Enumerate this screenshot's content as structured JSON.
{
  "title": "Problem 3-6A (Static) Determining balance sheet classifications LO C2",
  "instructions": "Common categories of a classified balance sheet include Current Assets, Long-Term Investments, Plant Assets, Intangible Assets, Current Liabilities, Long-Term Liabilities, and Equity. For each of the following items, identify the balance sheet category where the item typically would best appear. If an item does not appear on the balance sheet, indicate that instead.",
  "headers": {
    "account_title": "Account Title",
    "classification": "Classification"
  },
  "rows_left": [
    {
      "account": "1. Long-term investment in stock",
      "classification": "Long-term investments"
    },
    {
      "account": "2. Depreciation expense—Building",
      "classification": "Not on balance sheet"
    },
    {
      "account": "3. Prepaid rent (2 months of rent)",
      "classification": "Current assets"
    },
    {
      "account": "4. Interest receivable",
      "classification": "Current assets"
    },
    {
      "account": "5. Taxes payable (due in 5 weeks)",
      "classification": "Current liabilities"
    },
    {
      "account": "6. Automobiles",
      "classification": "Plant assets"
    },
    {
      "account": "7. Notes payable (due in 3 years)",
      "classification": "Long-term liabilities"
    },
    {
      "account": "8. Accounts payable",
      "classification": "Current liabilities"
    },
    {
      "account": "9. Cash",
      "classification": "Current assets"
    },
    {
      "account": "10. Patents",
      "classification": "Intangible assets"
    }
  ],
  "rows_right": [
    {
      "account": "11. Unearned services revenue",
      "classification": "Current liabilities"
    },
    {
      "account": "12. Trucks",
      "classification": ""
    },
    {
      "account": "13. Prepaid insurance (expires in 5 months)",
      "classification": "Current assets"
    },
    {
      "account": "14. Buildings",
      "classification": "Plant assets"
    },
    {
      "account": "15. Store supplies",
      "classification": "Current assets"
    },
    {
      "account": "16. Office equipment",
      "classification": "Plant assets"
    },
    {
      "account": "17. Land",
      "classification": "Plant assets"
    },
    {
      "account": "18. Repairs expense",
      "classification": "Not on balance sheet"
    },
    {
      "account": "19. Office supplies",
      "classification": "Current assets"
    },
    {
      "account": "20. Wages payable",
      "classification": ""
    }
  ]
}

> AIM
Looking at the records above, work out how many lines include the string "months". Give the number and nothing else.

> OUTPUT FOR THIS TASK
2